- **EXERCISE PROMPT**
Can you write out the whole listing exactly?

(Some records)
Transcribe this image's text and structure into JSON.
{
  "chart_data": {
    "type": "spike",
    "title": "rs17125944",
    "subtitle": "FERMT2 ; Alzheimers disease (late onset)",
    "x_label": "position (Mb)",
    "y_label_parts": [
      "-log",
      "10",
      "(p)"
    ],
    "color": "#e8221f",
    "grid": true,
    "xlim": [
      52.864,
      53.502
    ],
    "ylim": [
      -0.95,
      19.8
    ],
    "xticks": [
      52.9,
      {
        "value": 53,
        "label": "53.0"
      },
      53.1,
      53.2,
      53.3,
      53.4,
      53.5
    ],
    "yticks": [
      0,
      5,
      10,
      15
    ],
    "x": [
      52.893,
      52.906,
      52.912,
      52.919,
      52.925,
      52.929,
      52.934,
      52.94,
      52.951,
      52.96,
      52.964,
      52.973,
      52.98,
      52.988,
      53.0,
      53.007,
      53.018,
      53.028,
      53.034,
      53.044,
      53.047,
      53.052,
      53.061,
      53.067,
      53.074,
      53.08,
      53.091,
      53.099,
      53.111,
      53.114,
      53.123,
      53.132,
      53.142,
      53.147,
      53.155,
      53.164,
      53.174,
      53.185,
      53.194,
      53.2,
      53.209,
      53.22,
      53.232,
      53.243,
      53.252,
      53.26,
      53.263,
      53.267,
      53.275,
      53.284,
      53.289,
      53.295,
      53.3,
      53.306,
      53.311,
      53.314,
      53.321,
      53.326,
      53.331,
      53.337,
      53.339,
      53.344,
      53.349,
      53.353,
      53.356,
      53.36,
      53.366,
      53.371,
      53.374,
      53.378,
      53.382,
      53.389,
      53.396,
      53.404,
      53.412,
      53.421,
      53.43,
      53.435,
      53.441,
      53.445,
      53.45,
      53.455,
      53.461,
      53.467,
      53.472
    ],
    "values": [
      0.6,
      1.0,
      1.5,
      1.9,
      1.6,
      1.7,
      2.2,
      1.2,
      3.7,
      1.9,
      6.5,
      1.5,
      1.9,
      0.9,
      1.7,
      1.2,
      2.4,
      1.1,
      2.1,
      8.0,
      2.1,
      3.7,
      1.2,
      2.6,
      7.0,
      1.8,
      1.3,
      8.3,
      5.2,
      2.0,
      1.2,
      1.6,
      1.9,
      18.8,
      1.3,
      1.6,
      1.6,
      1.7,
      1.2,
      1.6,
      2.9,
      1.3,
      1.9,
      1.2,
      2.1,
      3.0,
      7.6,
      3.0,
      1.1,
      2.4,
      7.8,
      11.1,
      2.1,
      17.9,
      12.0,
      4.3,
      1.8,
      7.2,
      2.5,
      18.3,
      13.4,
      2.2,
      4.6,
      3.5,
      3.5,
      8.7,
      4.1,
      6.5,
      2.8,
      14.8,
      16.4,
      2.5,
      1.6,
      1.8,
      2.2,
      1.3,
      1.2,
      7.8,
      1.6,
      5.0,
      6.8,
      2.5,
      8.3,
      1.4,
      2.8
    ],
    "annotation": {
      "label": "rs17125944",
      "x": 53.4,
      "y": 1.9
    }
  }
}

- **OUTPUT**
Transcribe this image's text and structure into JSON.
{
  "chart_data": {
    "type": "spike",
    "title": "rs17125944",
    "subtitle": "FERMT2 ; Alzheimers disease (late onset)",
    "x_label": "position (Mb)",
    "y_label_parts": [
      "-log",
      "10",
      "(p)"
    ],
    "color": "#e8221f",
    "grid": true,
    "xlim": [
      52.864,
      53.502
    ],
    "ylim": [
      -0.95,
      19.8
    ],
    "xticks": [
      52.9,
      {
        "value": 53,
        "label": "53.0"
      },
      53.1,
      53.2,
      53.3,
      53.4,
      53.5
    ],
    "yticks": [
      0,
      5,
      10,
      15
    ],
    "x": [
      52.893,
      52.906,
      52.912,
      52.919,
      52.925,
      52.929,
      52.934,
      52.94,
      52.951,
      52.96,
      52.964,
      52.973,
      52.98,
      52.988,
      53.0,
      53.007,
      53.018,
      53.028,
      53.034,
      53.044,
      53.047,
      53.052,
      53.061,
      53.067,
      53.074,
      53.08,
      53.091,
      53.099,
      53.111,
      53.114,
      53.123,
      53.132,
      53.142,
      53.147,
      53.155,
      53.164,
      53.174,
      53.185,
      53.194,
      53.2,
      53.209,
      53.22,
      53.232,
      53.243,
      53.252,
      53.26,
      53.263,
      53.267,
      53.275,
      53.284,
      53.289,
      53.295,
      53.3,
      53.306,
      53.311,
      53.314,
      53.321,
      53.326,
      53.331,
      53.337,
      53.339,
      53.344,
      53.349,
      53.353,
      53.356,
      53.36,
      53.366,
      53.371,
      53.374,
      53.378,
      53.382,
      53.389,
      53.396,
      53.404,
      53.412,
      53.421,
      53.43,
      53.435,
      53.441,
      53.445,
      53.45,
      53.455,
      53.461,
      53.467,
      53.472
    ],
    "values": [
      0.6,
      1.0,
      1.5,
      1.9,
      1.6,
      1.7,
      2.2,
      1.2,
      3.7,
      1.9,
      6.5,
      1.5,
      1.9,
      0.9,
      1.7,
      1.2,
      2.4,
      1.1,
      2.1,
      8.0,
      2.1,
      3.7,
      1.2,
      2.6,
      7.0,
      1.8,
      1.3,
      8.3,
      5.2,
      2.0,
      1.2,
      1.6,
      1.9,
      18.8,
      1.3,
      1.6,
      1.6,
      1.7,
      1.2,
      1.6,
      2.9,
      1.3,
      1.9,
      1.2,
      2.1,
      3.0,
      7.6,
      3.0,
      1.1,
      2.4,
      7.8,
      11.1,
      2.1,
      17.9,
      12.0,
      4.3,
      1.8,
      7.2,
      2.5,
      18.3,
      13.4,
      2.2,
      4.6,
      3.5,
      3.5,
      8.7,
      4.1,
      6.5,
      2.8,
      14.8,
      16.4,
      2.5,
      1.6,
      1.8,
      2.2,
      1.3,
      1.2,
      7.8,
      1.6,
      5.0,
      6.8,
      2.5,
      8.3,
      1.4,
      2.8
    ],
    "annotation": {
      "label": "rs17125944",
      "x": 53.4,
      "y": 1.9
    }
  }
}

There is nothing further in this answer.